Given instruction:
Copy every line of the records below that holds the word "Uruguay".

--------------------------------

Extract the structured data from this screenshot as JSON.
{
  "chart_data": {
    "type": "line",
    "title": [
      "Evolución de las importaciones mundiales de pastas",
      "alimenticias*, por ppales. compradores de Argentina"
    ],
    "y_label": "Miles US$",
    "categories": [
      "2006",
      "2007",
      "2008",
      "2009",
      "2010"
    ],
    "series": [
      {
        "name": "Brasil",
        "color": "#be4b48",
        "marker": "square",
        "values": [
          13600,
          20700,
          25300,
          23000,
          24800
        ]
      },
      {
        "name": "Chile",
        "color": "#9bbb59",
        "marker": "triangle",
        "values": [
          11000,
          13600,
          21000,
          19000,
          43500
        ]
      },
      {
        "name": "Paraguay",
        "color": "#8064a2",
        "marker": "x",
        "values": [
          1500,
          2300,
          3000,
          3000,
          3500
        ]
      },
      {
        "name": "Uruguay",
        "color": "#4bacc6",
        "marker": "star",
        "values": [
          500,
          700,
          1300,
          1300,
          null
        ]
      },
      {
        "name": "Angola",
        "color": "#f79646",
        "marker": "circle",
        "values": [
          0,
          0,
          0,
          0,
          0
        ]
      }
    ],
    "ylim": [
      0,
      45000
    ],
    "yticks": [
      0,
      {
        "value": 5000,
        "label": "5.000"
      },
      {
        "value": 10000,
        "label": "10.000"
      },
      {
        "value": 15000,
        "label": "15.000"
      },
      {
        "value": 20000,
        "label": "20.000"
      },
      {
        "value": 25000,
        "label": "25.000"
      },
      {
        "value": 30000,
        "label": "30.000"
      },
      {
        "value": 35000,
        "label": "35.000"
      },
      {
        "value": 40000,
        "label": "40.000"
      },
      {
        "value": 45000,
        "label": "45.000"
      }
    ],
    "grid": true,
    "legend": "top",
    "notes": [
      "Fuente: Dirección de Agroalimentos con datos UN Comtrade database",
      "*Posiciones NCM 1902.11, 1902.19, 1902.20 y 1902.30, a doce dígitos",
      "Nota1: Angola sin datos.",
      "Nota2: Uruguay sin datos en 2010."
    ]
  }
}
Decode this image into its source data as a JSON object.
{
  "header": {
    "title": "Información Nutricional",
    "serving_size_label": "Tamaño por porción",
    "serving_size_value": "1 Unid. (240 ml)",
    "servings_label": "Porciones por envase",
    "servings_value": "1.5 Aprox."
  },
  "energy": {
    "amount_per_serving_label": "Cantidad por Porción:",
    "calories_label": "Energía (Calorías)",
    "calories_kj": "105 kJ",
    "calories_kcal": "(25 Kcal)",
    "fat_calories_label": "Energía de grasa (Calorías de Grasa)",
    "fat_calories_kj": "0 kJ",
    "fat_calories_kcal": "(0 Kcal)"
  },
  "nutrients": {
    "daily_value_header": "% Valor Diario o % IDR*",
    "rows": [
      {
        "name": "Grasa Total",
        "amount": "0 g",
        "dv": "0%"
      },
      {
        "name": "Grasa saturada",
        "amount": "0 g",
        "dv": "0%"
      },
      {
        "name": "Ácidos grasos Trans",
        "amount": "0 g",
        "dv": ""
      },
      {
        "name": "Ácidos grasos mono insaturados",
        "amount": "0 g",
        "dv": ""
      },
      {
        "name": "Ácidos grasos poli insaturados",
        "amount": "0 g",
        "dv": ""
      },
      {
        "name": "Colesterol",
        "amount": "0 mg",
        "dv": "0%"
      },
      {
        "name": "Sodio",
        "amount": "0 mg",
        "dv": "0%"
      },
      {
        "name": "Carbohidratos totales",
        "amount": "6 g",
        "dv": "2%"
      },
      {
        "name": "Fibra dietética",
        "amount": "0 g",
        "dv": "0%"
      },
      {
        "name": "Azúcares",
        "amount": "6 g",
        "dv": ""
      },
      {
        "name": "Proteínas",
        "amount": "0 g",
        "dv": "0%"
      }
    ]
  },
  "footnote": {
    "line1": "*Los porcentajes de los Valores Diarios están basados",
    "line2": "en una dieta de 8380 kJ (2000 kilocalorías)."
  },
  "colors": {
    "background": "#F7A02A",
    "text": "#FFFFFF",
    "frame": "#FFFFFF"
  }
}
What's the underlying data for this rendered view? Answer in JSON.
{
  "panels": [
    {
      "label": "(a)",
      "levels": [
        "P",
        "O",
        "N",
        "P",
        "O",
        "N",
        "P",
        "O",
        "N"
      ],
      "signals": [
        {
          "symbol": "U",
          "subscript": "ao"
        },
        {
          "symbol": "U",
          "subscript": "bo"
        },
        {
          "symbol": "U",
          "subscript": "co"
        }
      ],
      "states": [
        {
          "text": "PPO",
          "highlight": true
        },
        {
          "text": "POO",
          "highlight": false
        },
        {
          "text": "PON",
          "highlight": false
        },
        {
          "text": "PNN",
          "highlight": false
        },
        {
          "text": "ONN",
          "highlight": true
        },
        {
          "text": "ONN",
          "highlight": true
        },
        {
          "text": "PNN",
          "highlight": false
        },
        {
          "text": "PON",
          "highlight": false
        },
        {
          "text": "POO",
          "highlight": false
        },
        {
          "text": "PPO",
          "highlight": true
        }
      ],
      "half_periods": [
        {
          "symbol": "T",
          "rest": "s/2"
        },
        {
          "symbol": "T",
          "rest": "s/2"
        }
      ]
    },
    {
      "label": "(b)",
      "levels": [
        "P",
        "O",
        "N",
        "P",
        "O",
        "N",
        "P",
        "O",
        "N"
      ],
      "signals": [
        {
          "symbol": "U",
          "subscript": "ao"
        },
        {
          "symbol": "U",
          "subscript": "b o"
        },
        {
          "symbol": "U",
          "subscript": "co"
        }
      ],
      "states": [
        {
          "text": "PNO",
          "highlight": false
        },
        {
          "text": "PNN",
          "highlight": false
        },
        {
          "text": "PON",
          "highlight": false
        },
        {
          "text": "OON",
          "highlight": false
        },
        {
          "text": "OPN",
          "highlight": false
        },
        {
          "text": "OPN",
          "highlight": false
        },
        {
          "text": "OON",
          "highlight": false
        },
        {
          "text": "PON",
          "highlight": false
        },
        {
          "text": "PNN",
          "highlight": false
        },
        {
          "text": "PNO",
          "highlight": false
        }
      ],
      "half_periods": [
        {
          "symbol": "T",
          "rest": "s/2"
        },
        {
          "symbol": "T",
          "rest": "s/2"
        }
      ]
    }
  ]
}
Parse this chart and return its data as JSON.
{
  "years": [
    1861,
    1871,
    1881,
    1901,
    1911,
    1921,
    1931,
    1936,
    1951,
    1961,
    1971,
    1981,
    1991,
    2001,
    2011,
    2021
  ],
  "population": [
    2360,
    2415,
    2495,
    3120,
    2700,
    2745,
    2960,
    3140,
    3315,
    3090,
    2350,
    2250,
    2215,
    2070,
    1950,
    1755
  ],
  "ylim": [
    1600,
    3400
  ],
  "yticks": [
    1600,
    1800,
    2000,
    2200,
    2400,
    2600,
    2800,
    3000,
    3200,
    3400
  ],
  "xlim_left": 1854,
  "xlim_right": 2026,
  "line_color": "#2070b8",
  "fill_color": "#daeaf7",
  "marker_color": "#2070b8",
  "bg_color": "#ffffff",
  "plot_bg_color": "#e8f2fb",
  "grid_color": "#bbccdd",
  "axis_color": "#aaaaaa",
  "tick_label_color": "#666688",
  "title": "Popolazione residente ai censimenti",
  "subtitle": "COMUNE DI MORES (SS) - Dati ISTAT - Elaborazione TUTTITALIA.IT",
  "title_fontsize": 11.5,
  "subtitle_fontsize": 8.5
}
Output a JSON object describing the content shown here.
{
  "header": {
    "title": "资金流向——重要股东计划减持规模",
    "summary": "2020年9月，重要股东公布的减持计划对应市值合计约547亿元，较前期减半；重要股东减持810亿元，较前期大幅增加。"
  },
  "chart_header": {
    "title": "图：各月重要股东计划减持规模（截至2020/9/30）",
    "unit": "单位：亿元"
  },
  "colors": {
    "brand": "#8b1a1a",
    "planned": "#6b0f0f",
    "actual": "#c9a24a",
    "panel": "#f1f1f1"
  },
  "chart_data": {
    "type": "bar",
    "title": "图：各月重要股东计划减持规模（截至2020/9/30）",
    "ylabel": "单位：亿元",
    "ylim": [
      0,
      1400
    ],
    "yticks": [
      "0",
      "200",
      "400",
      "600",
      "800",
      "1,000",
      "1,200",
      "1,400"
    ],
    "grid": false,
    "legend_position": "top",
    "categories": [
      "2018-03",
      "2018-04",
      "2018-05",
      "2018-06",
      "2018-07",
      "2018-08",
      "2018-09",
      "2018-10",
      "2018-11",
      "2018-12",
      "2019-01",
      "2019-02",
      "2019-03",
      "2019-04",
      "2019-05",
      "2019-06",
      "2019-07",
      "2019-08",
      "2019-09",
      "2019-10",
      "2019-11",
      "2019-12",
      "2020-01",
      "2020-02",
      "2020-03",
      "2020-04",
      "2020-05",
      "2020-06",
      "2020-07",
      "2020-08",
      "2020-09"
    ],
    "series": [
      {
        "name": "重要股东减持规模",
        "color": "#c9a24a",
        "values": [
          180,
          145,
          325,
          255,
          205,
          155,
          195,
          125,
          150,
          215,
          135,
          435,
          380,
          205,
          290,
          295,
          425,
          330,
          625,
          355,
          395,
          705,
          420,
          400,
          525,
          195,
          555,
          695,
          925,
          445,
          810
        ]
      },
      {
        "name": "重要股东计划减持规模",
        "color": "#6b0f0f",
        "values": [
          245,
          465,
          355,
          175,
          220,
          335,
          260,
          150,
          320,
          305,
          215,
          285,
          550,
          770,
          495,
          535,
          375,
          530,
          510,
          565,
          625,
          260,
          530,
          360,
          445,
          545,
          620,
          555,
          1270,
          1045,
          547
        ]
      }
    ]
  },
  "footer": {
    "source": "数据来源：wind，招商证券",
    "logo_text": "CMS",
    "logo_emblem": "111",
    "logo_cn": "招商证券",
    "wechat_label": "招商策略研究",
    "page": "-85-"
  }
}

--------------------------------

Expected answer:
        "name": "Uruguay",
      "Nota2: Uruguay sin datos en 2010."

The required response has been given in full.